- [GOAL OF THE EXERCISE]: From the records below, return every line containing the word "genau".

>>>

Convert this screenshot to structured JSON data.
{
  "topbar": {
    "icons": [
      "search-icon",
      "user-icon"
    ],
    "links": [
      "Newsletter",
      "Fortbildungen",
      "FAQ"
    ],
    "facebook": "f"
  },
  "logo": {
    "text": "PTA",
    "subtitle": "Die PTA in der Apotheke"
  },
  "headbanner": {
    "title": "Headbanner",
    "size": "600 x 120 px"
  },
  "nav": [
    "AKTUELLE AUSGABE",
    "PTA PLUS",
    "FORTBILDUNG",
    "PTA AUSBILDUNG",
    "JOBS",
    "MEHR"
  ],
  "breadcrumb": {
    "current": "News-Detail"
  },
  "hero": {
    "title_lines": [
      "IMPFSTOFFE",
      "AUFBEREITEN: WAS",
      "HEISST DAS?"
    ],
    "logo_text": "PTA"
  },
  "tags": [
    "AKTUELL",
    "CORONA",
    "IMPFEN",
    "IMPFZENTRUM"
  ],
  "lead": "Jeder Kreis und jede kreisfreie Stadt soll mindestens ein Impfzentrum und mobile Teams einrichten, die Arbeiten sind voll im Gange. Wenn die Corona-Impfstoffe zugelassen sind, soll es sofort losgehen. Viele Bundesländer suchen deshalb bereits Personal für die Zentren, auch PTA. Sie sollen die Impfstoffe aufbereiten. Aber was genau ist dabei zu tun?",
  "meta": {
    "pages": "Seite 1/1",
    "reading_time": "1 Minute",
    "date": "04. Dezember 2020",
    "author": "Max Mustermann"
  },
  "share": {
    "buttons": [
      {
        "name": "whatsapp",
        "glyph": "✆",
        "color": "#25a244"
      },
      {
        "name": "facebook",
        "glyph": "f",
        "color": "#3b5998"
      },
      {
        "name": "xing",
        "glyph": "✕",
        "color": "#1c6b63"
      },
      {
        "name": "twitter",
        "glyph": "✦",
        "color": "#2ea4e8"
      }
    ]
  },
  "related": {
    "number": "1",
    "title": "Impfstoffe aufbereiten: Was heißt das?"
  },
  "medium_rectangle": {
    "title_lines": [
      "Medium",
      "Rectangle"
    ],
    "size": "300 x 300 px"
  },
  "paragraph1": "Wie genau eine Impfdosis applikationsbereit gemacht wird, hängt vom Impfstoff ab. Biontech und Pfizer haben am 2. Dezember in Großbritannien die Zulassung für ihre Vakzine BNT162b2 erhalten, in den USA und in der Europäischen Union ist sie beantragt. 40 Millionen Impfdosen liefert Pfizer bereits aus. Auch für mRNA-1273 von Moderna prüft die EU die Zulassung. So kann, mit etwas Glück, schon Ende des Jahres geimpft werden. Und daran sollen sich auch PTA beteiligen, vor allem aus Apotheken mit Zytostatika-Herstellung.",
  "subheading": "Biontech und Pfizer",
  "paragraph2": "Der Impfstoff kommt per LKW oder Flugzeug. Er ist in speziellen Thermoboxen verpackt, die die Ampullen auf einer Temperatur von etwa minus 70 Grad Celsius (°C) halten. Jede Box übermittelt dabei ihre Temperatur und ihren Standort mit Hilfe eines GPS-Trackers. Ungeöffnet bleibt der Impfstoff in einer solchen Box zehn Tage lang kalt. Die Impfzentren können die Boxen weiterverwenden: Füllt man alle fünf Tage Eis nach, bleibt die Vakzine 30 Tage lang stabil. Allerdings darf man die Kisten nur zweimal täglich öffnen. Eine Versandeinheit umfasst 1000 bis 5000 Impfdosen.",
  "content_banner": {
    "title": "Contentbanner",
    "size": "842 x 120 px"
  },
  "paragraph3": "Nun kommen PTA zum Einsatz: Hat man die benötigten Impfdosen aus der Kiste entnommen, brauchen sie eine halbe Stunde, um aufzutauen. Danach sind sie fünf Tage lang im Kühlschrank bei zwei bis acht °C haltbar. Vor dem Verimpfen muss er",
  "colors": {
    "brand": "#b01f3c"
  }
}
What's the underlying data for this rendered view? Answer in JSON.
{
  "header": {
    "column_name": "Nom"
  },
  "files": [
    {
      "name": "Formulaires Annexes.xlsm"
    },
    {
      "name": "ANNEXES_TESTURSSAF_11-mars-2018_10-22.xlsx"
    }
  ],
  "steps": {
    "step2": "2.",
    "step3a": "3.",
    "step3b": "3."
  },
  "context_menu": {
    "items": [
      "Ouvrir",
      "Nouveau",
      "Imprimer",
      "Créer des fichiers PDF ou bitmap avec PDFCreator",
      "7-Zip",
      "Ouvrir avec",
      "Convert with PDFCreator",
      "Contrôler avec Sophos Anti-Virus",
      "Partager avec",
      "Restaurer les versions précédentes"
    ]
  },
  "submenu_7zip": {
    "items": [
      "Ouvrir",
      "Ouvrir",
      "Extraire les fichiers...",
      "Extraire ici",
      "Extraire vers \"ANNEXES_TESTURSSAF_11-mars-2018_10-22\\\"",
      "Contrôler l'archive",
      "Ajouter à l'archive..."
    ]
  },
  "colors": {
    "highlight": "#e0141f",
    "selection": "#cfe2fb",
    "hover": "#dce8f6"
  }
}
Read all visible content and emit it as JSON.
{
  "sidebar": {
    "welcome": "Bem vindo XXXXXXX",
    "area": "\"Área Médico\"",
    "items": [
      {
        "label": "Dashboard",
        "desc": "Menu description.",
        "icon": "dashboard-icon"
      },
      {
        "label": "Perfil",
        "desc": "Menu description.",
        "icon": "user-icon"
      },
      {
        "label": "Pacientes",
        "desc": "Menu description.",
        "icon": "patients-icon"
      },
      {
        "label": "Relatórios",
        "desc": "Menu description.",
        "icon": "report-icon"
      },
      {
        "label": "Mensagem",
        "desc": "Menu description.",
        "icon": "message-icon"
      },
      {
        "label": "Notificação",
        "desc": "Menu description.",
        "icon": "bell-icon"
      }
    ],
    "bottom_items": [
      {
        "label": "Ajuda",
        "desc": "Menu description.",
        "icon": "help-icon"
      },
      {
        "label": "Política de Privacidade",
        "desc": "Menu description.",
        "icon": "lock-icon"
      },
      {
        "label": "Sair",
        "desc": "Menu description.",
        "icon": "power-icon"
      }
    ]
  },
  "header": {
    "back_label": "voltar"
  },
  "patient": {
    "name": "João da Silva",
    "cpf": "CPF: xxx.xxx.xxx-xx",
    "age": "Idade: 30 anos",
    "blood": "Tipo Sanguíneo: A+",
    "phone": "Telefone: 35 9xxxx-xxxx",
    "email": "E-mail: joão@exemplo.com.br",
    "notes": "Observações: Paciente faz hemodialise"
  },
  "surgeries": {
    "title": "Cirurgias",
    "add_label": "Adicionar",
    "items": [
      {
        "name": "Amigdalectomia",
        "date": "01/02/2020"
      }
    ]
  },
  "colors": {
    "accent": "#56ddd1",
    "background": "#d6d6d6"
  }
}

<<<

- [RESPONSE TO THE TASK]:
  "lead": "Jeder Kreis und jede kreisfreie Stadt soll mindestens ein Impfzentrum und mobile Teams einrichten, die Arbeiten sind voll im Gange. Wenn die Corona-Impfstoffe zugelassen sind, soll es sofort losgehen. Viele Bundesländer suchen deshalb bereits Personal für die Zentren, auch PTA. Sie sollen die Impfstoffe aufbereiten. Aber was genau ist dabei zu tun?",
  "paragraph1": "Wie genau eine Impfdosis applikationsbereit gemacht wird, hängt vom Impfstoff ab. Biontech und Pfizer haben am 2. Dezember in Großbritannien die Zulassung für ihre Vakzine BNT162b2 erhalten, in den USA und in der Europäischen Union ist sie beantragt. 40 Millionen Impfdosen liefert Pfizer bereits aus. Auch für mRNA-1273 von Moderna prüft die EU die Zulassung. So kann, mit etwas Glück, schon Ende des Jahres geimpft werden. Und daran sollen sich auch PTA beteiligen, vor allem aus Apotheken mit Zytostatika-Herstellung.",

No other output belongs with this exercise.